**GIVEN PROBLEM:**
Below are the records; collect from them each line containing the string "type".

**INPUT MATERIAL:**
--
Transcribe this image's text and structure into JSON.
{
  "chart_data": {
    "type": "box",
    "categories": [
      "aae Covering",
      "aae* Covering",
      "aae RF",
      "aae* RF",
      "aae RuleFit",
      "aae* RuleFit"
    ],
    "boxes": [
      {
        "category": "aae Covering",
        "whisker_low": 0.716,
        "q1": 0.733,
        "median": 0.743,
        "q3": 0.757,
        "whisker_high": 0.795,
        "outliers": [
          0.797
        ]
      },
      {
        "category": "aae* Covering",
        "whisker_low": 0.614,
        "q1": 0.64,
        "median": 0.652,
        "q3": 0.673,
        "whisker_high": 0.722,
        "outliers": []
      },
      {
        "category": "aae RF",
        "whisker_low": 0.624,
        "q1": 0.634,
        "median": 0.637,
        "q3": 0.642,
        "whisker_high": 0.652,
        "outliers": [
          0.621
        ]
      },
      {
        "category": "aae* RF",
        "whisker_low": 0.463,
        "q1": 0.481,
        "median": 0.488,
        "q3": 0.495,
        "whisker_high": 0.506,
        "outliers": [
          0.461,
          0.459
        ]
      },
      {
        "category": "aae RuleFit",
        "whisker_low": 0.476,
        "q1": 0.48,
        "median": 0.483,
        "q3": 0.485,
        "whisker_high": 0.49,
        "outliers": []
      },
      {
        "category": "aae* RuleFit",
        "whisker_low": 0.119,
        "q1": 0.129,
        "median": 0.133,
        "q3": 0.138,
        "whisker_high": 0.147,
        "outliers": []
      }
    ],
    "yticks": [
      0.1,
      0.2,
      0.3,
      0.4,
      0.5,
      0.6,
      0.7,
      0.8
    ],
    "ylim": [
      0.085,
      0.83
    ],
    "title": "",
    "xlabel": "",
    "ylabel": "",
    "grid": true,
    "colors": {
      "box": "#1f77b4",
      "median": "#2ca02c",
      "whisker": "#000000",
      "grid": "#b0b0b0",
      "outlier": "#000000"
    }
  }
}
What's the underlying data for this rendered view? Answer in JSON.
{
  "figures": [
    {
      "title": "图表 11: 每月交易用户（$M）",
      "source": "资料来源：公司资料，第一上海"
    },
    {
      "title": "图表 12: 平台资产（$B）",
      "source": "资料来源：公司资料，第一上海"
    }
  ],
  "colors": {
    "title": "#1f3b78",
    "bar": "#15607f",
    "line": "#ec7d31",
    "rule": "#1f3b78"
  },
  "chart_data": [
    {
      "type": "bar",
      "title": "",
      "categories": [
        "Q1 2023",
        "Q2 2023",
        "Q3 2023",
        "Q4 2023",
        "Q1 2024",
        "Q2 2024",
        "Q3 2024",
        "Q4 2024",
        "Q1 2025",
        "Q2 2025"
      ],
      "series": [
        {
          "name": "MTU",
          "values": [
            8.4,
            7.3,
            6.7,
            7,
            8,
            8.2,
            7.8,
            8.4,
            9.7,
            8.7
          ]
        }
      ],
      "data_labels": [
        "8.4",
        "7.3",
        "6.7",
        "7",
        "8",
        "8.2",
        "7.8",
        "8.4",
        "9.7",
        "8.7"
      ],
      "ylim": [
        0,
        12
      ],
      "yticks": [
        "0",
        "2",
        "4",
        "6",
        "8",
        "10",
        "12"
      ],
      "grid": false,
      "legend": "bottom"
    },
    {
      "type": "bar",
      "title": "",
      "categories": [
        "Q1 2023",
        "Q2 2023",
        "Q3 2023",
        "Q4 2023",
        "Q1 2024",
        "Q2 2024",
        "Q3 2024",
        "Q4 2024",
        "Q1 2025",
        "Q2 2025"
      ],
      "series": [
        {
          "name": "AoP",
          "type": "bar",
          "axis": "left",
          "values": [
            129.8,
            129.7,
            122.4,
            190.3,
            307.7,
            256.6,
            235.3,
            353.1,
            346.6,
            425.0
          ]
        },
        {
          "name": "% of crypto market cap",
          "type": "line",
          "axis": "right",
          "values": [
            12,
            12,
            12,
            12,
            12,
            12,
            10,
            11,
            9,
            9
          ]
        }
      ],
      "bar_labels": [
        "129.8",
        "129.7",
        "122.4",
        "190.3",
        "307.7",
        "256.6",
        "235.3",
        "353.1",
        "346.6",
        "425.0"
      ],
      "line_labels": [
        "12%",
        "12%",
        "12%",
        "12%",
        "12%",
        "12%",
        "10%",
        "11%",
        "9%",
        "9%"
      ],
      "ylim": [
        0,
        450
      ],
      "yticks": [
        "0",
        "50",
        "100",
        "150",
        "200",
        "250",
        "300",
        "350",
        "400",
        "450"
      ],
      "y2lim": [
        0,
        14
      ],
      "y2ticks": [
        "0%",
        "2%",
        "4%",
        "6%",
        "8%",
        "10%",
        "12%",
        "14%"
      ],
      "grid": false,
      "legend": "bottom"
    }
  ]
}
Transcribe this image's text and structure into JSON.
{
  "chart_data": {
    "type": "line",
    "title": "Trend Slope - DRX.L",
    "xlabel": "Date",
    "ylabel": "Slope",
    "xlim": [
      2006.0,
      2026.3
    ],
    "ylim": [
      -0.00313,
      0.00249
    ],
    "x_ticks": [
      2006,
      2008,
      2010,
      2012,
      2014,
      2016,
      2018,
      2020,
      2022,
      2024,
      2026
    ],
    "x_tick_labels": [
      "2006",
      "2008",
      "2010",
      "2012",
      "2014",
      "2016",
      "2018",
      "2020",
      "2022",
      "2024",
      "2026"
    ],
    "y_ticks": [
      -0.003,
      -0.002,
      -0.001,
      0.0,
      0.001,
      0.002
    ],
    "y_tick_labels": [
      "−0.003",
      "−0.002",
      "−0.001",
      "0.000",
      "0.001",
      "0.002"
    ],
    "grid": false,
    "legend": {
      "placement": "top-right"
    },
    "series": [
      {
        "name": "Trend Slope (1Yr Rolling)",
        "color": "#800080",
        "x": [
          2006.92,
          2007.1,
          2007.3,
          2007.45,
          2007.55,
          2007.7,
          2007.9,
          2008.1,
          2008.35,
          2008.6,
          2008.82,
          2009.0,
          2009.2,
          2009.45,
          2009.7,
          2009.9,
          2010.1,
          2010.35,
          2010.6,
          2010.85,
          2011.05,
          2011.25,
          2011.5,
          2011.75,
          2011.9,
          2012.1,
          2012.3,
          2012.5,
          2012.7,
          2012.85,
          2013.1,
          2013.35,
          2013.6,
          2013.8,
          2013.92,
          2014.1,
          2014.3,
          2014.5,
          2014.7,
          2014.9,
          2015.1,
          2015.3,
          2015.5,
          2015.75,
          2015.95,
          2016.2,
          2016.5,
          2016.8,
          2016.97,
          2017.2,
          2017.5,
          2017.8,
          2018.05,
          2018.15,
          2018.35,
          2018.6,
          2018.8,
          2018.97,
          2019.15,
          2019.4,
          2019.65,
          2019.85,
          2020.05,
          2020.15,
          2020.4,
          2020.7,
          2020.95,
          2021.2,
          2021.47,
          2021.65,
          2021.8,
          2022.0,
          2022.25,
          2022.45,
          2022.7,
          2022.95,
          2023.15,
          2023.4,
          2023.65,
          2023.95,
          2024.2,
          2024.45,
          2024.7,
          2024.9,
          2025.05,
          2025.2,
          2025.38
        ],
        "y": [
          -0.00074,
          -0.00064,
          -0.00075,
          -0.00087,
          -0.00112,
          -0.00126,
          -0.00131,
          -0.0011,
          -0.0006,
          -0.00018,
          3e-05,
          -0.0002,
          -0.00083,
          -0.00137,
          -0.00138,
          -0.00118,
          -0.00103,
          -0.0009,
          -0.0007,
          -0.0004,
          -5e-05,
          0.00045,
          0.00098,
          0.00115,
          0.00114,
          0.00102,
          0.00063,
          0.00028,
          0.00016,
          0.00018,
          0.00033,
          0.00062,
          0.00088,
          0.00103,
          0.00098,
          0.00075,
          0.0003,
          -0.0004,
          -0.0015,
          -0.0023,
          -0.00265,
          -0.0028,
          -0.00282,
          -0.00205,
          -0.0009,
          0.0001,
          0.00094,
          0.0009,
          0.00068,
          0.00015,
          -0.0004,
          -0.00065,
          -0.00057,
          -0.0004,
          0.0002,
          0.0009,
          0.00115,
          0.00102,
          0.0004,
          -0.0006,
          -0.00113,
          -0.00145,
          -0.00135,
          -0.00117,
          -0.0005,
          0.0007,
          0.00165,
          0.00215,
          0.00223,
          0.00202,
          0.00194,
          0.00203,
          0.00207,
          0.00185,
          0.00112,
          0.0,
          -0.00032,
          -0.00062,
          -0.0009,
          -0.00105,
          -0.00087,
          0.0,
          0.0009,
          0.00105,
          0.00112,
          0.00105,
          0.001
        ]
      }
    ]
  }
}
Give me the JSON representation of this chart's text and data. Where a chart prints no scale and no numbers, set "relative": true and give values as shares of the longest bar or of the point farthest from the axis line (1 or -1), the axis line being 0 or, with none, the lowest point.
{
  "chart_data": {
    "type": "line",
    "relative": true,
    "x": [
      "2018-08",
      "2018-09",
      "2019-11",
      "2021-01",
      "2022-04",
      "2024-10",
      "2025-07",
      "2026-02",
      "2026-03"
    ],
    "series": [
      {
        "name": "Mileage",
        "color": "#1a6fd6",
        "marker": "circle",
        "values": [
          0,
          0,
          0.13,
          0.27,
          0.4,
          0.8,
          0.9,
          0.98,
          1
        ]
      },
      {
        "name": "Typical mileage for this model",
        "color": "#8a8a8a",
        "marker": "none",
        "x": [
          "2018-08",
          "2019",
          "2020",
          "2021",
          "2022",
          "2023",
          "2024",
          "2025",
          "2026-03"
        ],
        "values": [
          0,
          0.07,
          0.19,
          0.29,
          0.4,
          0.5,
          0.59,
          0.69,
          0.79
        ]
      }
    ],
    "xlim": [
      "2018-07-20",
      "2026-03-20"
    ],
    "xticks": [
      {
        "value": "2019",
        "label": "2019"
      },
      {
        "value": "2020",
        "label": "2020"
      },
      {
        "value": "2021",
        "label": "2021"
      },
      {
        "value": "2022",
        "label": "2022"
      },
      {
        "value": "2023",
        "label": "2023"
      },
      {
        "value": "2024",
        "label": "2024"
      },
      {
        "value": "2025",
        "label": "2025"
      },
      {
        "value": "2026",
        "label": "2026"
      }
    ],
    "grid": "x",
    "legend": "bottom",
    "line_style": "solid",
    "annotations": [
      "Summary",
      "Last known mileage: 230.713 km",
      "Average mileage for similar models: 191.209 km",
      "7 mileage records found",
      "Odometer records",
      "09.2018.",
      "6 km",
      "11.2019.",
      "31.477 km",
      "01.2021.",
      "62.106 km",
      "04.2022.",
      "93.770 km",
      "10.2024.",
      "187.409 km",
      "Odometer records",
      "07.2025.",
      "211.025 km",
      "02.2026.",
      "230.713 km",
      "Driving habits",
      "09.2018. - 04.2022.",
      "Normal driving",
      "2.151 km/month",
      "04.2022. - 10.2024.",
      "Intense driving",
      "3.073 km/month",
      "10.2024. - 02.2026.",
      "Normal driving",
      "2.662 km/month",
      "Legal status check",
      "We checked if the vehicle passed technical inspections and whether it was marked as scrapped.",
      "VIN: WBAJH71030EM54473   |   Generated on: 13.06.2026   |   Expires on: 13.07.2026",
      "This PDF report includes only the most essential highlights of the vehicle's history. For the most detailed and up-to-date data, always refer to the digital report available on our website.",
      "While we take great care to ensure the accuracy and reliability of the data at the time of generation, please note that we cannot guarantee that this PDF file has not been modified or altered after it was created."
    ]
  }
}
--
**WRITTEN SOLUTION:**
    "type": "box",
      "type": "bar",
      "type": "bar",
          "type": "bar",
          "type": "line",
    "type": "line",
    "type": "line",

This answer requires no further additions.